══ TASK MATERIAL ══
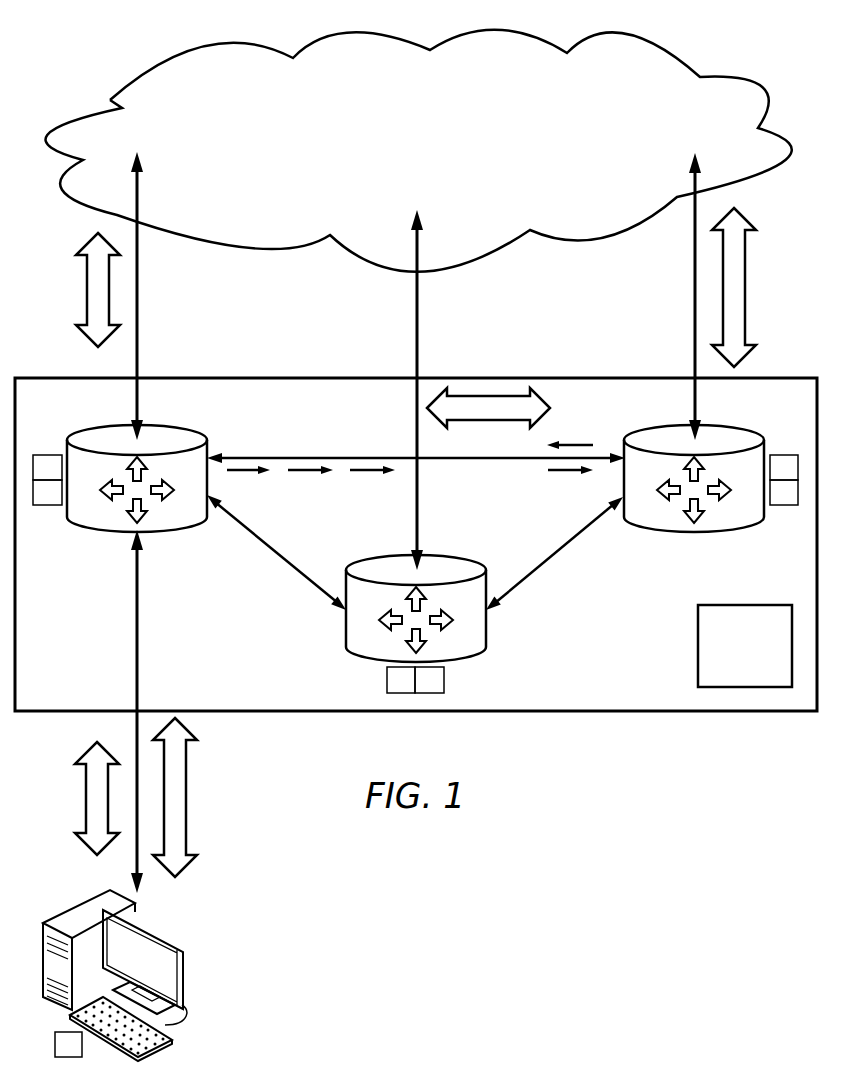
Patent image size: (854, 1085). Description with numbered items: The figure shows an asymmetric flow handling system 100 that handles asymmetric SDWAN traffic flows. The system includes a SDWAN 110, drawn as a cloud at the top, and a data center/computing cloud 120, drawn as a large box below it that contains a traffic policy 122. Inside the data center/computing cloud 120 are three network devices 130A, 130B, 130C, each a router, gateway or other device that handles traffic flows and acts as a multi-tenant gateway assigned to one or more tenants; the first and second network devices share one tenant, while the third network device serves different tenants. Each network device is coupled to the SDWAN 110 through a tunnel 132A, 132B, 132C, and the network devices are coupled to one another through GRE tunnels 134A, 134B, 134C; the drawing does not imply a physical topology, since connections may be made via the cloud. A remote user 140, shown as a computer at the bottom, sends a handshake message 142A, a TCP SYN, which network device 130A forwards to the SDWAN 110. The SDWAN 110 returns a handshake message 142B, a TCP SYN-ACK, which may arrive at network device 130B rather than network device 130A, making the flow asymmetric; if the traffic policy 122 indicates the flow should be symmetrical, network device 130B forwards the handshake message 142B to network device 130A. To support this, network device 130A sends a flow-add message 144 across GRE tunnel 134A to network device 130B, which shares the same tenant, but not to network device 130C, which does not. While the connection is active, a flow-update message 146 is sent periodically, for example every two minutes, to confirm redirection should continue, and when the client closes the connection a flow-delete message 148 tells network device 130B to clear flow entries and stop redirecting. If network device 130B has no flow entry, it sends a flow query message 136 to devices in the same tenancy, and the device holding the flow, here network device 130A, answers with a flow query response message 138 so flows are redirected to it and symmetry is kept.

The asymmetric flow handling system 100 is at (172, 7).
The SDWAN 110 is at (419, 151).
The data center/computing cloud 120 is at (80, 378).
The traffic policy 122 is at (745, 646).
The network device 130A is at (178, 432).
The network device 130B is at (723, 420).
The network device 130C is at (449, 567).
The tunnel 132A is at (139, 316).
The tunnel 132B is at (418, 328).
The tunnel 132C is at (695, 303).
The GRE tunnel 134A is at (230, 454).
The GRE tunnel 134B is at (555, 545).
The GRE tunnel 134C is at (277, 553).
The flow query message 136 is at (577, 443).
The flow query response message 138 is at (567, 473).
The remote user 140 is at (152, 930).
The handshake message 142A is at (87, 294).
The handshake message 142B is at (748, 275).
The flow-add message 144 is at (240, 472).
The flow-update message 146 is at (313, 475).
The flow-delete message 148 is at (368, 475).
═══
Can you quote every line of the data above word for word, omitting the pictures?

### EXERCISE RESPONSE
Patent image size: (854, 1085). Description with numbered items: The figure shows an asymmetric flow handling system 100 that handles asymmetric SDWAN traffic flows. The system includes a SDWAN 110, drawn as a cloud at the top, and a data center/computing cloud 120, drawn as a large box below it that contains a traffic policy 122. Inside the data center/computing cloud 120 are three network devices 130A, 130B, 130C, each a router, gateway or other device that handles traffic flows and acts as a multi-tenant gateway assigned to one or more tenants; the first and second network devices share one tenant, while the third network device serves different tenants. Each network device is coupled to the SDWAN 110 through a tunnel 132A, 132B, 132C, and the network devices are coupled to one another through GRE tunnels 134A, 134B, 134C; the drawing does not imply a physical topology, since connections may be made via the cloud. A remote user 140, shown as a computer at the bottom, sends a handshake message 142A, a TCP SYN, which network device 130A forwards to the SDWAN 110. The SDWAN 110 returns a handshake message 142B, a TCP SYN-ACK, which may arrive at network device 130B rather than network device 130A, making the flow asymmetric; if the traffic policy 122 indicates the flow should be symmetrical, network device 130B forwards the handshake message 142B to network device 130A. To support this, network device 130A sends a flow-add message 144 across GRE tunnel 134A to network device 130B, which shares the same tenant, but not to network device 130C, which does not. While the connection is active, a flow-update message 146 is sent periodically, for example every two minutes, to confirm redirection should continue, and when the client closes the connection a flow-delete message 148 tells network device 130B to clear flow entries and stop redirecting. If network device 130B has no flow entry, it sends a flow query message 136 to devices in the same tenancy, and the device holding the flow, here network device 130A, answers with a flow query response message 138 so flows are redirected to it and symmetry is kept.

The asymmetric flow handling system 100 is at (172, 7).
The SDWAN 110 is at (419, 151).
The data center/computing cloud 120 is at (80, 378).
The traffic policy 122 is at (745, 646).
The network device 130A is at (178, 432).
The network device 130B is at (723, 420).
The network device 130C is at (449, 567).
The tunnel 132A is at (139, 316).
The tunnel 132B is at (418, 328).
The tunnel 132C is at (695, 303).
The GRE tunnel 134A is at (230, 454).
The GRE tunnel 134B is at (555, 545).
The GRE tunnel 134C is at (277, 553).
The flow query message 136 is at (577, 443).
The flow query response message 138 is at (567, 473).
The remote user 140 is at (152, 930).
The handshake message 142A is at (87, 294).
The handshake message 142B is at (748, 275).
The flow-add message 144 is at (240, 472).
The flow-update message 146 is at (313, 475).
The flow-delete message 148 is at (368, 475).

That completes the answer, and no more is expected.